GOAL OF THE EXERCISE
Repeat each line of the material exactly.
--- START DATASET ROWS ---
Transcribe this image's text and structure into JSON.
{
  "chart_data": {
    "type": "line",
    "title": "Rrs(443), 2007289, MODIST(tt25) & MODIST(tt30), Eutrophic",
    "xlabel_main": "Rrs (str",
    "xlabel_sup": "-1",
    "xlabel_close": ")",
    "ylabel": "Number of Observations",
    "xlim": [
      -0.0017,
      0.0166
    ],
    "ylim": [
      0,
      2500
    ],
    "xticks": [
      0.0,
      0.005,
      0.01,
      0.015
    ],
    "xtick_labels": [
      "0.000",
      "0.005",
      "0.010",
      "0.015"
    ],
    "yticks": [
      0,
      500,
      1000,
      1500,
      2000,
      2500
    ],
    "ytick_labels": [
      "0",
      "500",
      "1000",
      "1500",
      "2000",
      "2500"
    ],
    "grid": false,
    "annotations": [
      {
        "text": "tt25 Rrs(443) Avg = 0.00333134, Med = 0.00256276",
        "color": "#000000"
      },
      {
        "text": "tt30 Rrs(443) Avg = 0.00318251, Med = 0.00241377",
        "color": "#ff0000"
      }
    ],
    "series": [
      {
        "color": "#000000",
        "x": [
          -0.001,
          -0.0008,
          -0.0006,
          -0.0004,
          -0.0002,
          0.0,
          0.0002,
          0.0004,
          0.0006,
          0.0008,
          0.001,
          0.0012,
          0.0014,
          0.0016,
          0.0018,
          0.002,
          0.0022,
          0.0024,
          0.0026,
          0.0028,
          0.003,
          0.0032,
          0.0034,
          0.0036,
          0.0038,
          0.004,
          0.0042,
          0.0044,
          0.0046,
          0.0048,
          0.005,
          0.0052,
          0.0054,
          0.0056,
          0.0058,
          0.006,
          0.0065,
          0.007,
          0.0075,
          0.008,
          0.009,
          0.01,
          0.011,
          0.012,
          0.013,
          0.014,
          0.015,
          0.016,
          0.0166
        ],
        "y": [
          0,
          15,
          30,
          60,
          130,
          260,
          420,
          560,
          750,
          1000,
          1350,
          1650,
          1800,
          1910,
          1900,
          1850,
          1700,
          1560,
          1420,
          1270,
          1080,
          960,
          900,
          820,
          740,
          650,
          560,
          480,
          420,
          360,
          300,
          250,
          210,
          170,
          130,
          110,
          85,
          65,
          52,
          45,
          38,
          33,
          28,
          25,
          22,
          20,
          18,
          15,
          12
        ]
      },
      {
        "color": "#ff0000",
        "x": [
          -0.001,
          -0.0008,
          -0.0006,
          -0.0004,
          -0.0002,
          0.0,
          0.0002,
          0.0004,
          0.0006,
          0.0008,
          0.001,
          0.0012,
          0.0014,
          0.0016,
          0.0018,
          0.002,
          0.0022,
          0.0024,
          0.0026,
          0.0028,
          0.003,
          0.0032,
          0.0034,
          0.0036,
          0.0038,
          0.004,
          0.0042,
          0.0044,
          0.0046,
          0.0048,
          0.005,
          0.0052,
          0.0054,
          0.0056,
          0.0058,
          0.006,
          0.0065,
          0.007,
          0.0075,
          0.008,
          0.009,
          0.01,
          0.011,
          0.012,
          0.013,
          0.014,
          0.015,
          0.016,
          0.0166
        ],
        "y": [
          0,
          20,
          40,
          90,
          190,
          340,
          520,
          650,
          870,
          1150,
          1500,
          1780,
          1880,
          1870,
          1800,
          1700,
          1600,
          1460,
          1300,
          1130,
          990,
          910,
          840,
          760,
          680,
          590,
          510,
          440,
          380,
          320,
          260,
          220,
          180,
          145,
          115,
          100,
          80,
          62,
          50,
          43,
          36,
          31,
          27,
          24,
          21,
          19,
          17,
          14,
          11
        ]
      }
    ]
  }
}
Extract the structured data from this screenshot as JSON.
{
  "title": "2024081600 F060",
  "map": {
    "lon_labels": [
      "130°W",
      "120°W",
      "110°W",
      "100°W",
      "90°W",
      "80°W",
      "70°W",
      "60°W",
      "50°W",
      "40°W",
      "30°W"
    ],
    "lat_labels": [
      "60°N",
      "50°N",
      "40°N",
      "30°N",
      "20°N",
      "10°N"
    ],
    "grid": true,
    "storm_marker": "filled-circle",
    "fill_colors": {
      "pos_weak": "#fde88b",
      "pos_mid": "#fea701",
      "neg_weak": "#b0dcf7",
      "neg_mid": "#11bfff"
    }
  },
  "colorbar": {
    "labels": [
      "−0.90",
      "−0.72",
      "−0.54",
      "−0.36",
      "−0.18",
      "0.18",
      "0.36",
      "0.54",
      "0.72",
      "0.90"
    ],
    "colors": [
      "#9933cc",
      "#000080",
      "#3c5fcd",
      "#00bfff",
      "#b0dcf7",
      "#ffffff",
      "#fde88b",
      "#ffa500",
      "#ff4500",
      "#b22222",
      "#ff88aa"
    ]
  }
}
--- END DATASET ROWS ---
FINISHED EXERCISE
Transcribe this image's text and structure into JSON.
{
  "chart_data": {
    "type": "line",
    "title": "Rrs(443), 2007289, MODIST(tt25) & MODIST(tt30), Eutrophic",
    "xlabel_main": "Rrs (str",
    "xlabel_sup": "-1",
    "xlabel_close": ")",
    "ylabel": "Number of Observations",
    "xlim": [
      -0.0017,
      0.0166
    ],
    "ylim": [
      0,
      2500
    ],
    "xticks": [
      0.0,
      0.005,
      0.01,
      0.015
    ],
    "xtick_labels": [
      "0.000",
      "0.005",
      "0.010",
      "0.015"
    ],
    "yticks": [
      0,
      500,
      1000,
      1500,
      2000,
      2500
    ],
    "ytick_labels": [
      "0",
      "500",
      "1000",
      "1500",
      "2000",
      "2500"
    ],
    "grid": false,
    "annotations": [
      {
        "text": "tt25 Rrs(443) Avg = 0.00333134, Med = 0.00256276",
        "color": "#000000"
      },
      {
        "text": "tt30 Rrs(443) Avg = 0.00318251, Med = 0.00241377",
        "color": "#ff0000"
      }
    ],
    "series": [
      {
        "color": "#000000",
        "x": [
          -0.001,
          -0.0008,
          -0.0006,
          -0.0004,
          -0.0002,
          0.0,
          0.0002,
          0.0004,
          0.0006,
          0.0008,
          0.001,
          0.0012,
          0.0014,
          0.0016,
          0.0018,
          0.002,
          0.0022,
          0.0024,
          0.0026,
          0.0028,
          0.003,
          0.0032,
          0.0034,
          0.0036,
          0.0038,
          0.004,
          0.0042,
          0.0044,
          0.0046,
          0.0048,
          0.005,
          0.0052,
          0.0054,
          0.0056,
          0.0058,
          0.006,
          0.0065,
          0.007,
          0.0075,
          0.008,
          0.009,
          0.01,
          0.011,
          0.012,
          0.013,
          0.014,
          0.015,
          0.016,
          0.0166
        ],
        "y": [
          0,
          15,
          30,
          60,
          130,
          260,
          420,
          560,
          750,
          1000,
          1350,
          1650,
          1800,
          1910,
          1900,
          1850,
          1700,
          1560,
          1420,
          1270,
          1080,
          960,
          900,
          820,
          740,
          650,
          560,
          480,
          420,
          360,
          300,
          250,
          210,
          170,
          130,
          110,
          85,
          65,
          52,
          45,
          38,
          33,
          28,
          25,
          22,
          20,
          18,
          15,
          12
        ]
      },
      {
        "color": "#ff0000",
        "x": [
          -0.001,
          -0.0008,
          -0.0006,
          -0.0004,
          -0.0002,
          0.0,
          0.0002,
          0.0004,
          0.0006,
          0.0008,
          0.001,
          0.0012,
          0.0014,
          0.0016,
          0.0018,
          0.002,
          0.0022,
          0.0024,
          0.0026,
          0.0028,
          0.003,
          0.0032,
          0.0034,
          0.0036,
          0.0038,
          0.004,
          0.0042,
          0.0044,
          0.0046,
          0.0048,
          0.005,
          0.0052,
          0.0054,
          0.0056,
          0.0058,
          0.006,
          0.0065,
          0.007,
          0.0075,
          0.008,
          0.009,
          0.01,
          0.011,
          0.012,
          0.013,
          0.014,
          0.015,
          0.016,
          0.0166
        ],
        "y": [
          0,
          20,
          40,
          90,
          190,
          340,
          520,
          650,
          870,
          1150,
          1500,
          1780,
          1880,
          1870,
          1800,
          1700,
          1600,
          1460,
          1300,
          1130,
          990,
          910,
          840,
          760,
          680,
          590,
          510,
          440,
          380,
          320,
          260,
          220,
          180,
          145,
          115,
          100,
          80,
          62,
          50,
          43,
          36,
          31,
          27,
          24,
          21,
          19,
          17,
          14,
          11
        ]
      }
    ]
  }
}
Extract the structured data from this screenshot as JSON.
{
  "title": "2024081600 F060",
  "map": {
    "lon_labels": [
      "130°W",
      "120°W",
      "110°W",
      "100°W",
      "90°W",
      "80°W",
      "70°W",
      "60°W",
      "50°W",
      "40°W",
      "30°W"
    ],
    "lat_labels": [
      "60°N",
      "50°N",
      "40°N",
      "30°N",
      "20°N",
      "10°N"
    ],
    "grid": true,
    "storm_marker": "filled-circle",
    "fill_colors": {
      "pos_weak": "#fde88b",
      "pos_mid": "#fea701",
      "neg_weak": "#b0dcf7",
      "neg_mid": "#11bfff"
    }
  },
  "colorbar": {
    "labels": [
      "−0.90",
      "−0.72",
      "−0.54",
      "−0.36",
      "−0.18",
      "0.18",
      "0.36",
      "0.54",
      "0.72",
      "0.90"
    ],
    "colors": [
      "#9933cc",
      "#000080",
      "#3c5fcd",
      "#00bfff",
      "#b0dcf7",
      "#ffffff",
      "#fde88b",
      "#ffa500",
      "#ff4500",
      "#b22222",
      "#ff88aa"
    ]
  }
}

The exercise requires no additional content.